◆ Written request
Return all of the entries word for word, but omit the pictures they contain.
-------- Raw data
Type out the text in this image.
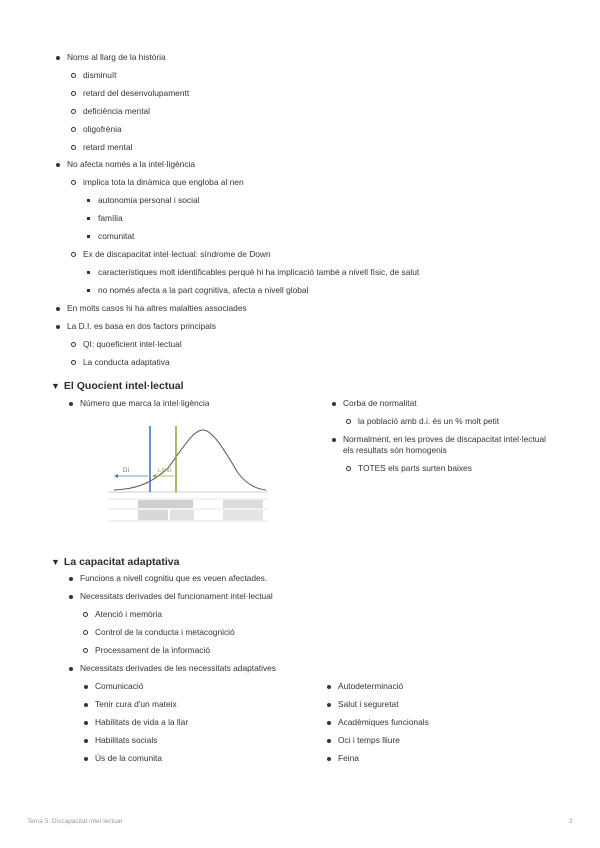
Noms al llarg de la història
disminuït
retard del desenvolupamentt
deficiència mental
oligofrènia
retard mental
No afecta només a la intel·ligència
implica tota la dinàmica que engloba al nen
autonomia personal i social
família
comunitat
Ex de discapacitat intel·lectual: síndrome de Down
característiques molt identificables perquè hi ha implicació també a nivell físic, de salut
no només afecta a la part cognitiva, afecta a nivell global
En molts casos hi ha altres malalties associades
La D.I. es basa en dos factors principals
QI: quoeficient intel·lectual
La conducta adaptativa
▼ El Quocient intel·lectual
Número que marca la intel·ligència
DI	Límit
Corba de normalitat
la població amb d.i. és un % molt petit
Normalment, en les proves de discapacitat intel·lectual els resultats són homogenis
TOTES els parts surten baixes
▼ La capacitat adaptativa
Funcions a nivell cognitiu que es veuen afectades.
Necessitats derivades del funcionament intel·lectual
Atenció i memòria
Control de la conducta i metacognició
Processament de la informació
Necessitats derivades de les necessitats adaptatives
Comunicació
Tenir cura d'un mateix
Habilitats de vida a la llar
Habilitats socials
Ús de la comunita
Autodeterminació
Salut i seguretat
Acadèmiques funcionals
Oci i temps lliure
Feina
Tema 5: Discapacitat intel·lectual	2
----------------
◆ Result of the exercise
Type out the text in this image.
Noms al llarg de la història
disminuït
retard del desenvolupamentt
deficiència mental
oligofrènia
retard mental
No afecta només a la intel·ligència
implica tota la dinàmica que engloba al nen
autonomia personal i social
família
comunitat
Ex de discapacitat intel·lectual: síndrome de Down
característiques molt identificables perquè hi ha implicació també a nivell físic, de salut
no només afecta a la part cognitiva, afecta a nivell global
En molts casos hi ha altres malalties associades
La D.I. es basa en dos factors principals
QI: quoeficient intel·lectual
La conducta adaptativa
▼ El Quocient intel·lectual
Número que marca la intel·ligència
DI	Límit
Corba de normalitat
la població amb d.i. és un % molt petit
Normalment, en les proves de discapacitat intel·lectual els resultats són homogenis
TOTES els parts surten baixes
▼ La capacitat adaptativa
Funcions a nivell cognitiu que es veuen afectades.
Necessitats derivades del funcionament intel·lectual
Atenció i memòria
Control de la conducta i metacognició
Processament de la informació
Necessitats derivades de les necessitats adaptatives
Comunicació
Tenir cura d'un mateix
Habilitats de vida a la llar
Habilitats socials
Ús de la comunita
Autodeterminació
Salut i seguretat
Acadèmiques funcionals
Oci i temps lliure
Feina
Tema 5: Discapacitat intel·lectual	2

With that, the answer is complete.